◆ WRITTEN EXERCISE ◆
Provide only the number of lines in the listing that contain the string "object".

◆ ENTRIES PROVIDED ◆
● ● ● ● ● ● ●

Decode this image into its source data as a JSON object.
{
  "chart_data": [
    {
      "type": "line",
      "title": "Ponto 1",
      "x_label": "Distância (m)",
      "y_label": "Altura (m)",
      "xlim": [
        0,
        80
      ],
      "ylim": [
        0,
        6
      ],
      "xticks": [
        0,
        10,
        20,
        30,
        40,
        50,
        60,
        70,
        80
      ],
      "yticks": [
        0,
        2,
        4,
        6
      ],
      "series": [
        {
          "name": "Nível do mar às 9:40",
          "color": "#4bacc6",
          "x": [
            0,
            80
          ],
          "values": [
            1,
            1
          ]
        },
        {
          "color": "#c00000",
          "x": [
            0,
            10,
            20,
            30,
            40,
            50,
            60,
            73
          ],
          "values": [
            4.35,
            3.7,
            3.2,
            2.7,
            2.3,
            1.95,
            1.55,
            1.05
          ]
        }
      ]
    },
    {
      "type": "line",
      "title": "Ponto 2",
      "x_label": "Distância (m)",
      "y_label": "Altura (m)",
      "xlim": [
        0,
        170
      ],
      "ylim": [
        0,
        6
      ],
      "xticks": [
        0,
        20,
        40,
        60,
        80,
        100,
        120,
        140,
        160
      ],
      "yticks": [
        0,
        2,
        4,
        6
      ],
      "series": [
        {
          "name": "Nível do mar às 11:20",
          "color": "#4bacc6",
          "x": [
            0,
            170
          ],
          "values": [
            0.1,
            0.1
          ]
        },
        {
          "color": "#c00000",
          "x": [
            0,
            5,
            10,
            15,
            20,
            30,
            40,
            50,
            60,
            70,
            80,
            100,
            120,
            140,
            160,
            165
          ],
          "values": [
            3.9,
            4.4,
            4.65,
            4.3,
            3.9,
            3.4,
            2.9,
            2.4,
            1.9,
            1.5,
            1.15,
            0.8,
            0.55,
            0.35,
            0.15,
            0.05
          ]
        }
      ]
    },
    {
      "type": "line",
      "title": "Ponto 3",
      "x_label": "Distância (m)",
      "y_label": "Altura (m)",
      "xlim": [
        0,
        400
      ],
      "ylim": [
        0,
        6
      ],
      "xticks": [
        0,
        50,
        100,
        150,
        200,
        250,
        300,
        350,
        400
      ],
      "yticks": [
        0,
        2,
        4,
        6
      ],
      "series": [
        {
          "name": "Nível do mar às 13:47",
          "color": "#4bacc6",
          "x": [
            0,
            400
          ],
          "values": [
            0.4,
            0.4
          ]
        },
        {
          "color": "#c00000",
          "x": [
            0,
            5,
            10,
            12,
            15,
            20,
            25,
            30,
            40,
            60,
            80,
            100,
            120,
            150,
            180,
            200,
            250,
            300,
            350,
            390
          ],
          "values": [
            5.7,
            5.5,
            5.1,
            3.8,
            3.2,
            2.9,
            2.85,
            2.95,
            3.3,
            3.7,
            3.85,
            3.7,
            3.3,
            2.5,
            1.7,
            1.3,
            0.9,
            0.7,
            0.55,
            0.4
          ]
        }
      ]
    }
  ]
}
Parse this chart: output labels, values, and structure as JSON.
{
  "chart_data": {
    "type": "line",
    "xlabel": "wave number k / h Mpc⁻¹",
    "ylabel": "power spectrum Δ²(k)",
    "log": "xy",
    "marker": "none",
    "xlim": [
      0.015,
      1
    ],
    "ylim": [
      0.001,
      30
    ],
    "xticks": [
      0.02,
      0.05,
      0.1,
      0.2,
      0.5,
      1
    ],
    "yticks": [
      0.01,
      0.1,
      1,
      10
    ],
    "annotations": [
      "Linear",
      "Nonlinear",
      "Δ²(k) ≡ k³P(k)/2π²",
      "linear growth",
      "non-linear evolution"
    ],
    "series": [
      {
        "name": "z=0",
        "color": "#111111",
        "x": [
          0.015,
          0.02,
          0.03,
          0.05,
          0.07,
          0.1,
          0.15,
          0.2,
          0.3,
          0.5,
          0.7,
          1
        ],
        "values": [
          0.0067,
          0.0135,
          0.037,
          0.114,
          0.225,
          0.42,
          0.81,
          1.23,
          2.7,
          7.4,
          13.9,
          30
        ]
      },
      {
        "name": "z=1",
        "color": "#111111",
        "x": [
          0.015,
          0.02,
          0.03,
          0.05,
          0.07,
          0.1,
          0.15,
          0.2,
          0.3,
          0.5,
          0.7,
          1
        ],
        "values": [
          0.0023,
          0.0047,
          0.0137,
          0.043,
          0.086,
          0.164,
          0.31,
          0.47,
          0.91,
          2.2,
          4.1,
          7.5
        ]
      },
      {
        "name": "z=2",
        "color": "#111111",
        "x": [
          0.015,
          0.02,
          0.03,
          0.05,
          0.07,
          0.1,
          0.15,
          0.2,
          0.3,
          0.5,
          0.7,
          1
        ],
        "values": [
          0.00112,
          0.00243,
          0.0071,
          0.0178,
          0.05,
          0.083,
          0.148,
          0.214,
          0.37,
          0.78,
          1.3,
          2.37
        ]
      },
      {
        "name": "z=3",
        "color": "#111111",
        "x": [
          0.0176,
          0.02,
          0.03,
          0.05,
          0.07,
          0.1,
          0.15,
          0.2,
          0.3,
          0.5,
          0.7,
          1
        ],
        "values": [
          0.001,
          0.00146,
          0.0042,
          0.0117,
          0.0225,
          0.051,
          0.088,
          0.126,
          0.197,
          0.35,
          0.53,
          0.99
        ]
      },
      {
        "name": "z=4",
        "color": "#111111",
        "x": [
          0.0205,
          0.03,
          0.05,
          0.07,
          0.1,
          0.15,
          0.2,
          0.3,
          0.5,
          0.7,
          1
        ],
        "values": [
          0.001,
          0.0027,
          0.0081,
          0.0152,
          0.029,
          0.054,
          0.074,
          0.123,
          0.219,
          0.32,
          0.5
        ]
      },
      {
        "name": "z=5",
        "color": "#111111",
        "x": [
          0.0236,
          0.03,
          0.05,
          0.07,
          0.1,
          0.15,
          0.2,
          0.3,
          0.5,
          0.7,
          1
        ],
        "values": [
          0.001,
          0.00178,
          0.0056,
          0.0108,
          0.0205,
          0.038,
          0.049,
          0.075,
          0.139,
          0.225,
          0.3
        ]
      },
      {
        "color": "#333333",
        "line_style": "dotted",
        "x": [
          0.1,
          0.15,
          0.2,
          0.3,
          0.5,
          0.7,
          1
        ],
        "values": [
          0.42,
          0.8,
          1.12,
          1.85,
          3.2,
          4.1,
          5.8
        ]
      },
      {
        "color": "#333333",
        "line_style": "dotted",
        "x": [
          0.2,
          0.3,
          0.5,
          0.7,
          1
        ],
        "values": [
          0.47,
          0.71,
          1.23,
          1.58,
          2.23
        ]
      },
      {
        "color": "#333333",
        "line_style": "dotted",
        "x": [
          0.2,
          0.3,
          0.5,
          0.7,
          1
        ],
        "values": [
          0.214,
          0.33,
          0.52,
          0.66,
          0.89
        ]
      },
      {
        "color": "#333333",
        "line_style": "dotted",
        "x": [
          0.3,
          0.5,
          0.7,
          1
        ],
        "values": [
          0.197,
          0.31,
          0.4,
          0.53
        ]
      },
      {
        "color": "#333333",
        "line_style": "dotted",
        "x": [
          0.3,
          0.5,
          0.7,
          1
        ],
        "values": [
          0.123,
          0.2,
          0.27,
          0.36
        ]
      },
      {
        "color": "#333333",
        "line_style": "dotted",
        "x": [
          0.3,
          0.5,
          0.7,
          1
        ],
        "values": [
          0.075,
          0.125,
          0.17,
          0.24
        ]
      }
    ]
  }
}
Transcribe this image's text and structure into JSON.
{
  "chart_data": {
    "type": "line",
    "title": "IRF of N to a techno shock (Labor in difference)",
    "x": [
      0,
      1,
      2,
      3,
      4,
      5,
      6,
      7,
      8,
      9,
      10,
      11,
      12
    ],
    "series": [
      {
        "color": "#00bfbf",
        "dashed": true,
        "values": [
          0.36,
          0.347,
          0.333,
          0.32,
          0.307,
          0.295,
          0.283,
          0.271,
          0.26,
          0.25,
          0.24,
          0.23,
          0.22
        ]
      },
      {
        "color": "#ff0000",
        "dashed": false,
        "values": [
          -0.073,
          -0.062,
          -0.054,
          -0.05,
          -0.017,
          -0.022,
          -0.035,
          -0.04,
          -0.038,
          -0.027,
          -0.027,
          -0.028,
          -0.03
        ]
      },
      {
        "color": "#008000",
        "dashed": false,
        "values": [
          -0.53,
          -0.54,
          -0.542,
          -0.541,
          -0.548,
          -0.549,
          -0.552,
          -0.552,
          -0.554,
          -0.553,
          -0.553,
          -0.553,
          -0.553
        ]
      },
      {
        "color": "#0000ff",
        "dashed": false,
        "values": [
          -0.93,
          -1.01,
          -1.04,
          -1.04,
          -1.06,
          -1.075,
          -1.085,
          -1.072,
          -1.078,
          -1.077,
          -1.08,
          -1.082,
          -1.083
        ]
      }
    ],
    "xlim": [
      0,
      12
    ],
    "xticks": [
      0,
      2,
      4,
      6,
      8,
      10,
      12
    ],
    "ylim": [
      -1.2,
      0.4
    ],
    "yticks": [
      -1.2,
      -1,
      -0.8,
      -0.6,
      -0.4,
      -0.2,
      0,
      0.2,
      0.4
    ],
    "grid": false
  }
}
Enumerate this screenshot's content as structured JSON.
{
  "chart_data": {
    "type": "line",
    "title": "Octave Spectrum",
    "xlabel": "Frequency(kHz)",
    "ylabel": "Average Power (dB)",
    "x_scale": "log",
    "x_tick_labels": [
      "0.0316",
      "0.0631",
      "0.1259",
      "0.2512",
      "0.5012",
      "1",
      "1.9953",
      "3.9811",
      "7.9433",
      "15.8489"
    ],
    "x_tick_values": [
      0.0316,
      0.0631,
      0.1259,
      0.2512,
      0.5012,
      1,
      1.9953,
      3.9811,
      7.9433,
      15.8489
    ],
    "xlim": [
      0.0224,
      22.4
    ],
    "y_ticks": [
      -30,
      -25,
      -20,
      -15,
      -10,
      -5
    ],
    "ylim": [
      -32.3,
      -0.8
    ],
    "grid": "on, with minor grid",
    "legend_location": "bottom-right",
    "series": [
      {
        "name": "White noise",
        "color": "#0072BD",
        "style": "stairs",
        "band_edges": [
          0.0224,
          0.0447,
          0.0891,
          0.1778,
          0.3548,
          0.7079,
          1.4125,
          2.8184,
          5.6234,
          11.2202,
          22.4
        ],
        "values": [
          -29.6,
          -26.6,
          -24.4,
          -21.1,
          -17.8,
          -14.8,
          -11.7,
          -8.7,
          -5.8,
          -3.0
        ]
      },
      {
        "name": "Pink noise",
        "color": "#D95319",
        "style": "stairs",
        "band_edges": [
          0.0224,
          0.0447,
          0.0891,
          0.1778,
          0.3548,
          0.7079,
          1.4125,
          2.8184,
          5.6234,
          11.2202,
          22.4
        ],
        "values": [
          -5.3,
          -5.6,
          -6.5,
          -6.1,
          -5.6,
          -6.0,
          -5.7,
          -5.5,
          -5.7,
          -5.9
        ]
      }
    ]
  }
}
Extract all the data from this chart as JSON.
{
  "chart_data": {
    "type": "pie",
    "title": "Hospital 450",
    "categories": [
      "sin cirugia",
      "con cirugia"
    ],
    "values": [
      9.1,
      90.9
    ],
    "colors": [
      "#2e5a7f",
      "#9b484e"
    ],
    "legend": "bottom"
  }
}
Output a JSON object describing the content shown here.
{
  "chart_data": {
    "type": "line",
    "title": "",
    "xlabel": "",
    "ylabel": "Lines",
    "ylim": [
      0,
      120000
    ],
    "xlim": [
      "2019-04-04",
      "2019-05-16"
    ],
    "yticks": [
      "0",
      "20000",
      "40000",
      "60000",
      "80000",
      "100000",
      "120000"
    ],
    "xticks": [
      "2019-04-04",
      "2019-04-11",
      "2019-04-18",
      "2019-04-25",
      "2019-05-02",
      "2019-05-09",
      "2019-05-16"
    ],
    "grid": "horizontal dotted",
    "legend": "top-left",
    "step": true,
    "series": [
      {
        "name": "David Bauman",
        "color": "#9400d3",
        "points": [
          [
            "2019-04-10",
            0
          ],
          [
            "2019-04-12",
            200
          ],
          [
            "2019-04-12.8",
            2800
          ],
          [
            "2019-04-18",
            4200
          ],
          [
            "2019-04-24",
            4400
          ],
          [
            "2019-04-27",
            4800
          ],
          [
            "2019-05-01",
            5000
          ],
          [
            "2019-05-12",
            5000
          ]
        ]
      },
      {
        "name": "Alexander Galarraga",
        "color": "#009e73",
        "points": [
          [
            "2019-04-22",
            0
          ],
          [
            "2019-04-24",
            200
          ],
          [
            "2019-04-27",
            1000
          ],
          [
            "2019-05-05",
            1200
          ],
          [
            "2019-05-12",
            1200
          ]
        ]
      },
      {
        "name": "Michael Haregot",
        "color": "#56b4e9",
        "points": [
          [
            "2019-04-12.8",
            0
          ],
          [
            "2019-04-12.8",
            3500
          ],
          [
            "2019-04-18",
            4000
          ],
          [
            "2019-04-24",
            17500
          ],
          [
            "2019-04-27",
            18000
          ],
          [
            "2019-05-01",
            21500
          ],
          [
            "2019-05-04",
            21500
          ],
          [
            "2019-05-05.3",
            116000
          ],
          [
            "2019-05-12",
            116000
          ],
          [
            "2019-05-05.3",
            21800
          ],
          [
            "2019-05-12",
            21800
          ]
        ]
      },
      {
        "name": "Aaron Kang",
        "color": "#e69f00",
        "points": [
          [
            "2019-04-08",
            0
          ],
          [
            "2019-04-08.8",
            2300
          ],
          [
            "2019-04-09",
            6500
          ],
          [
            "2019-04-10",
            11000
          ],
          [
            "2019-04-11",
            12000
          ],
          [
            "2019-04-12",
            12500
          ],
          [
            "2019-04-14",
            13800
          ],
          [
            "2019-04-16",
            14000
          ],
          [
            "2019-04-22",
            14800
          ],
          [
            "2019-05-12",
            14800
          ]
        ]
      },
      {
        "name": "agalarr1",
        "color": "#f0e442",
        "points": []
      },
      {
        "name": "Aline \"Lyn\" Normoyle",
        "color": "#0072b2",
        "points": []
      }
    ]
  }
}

● ● ● ● ● ● ●

◆ EXPECTED ANSWER ◆
2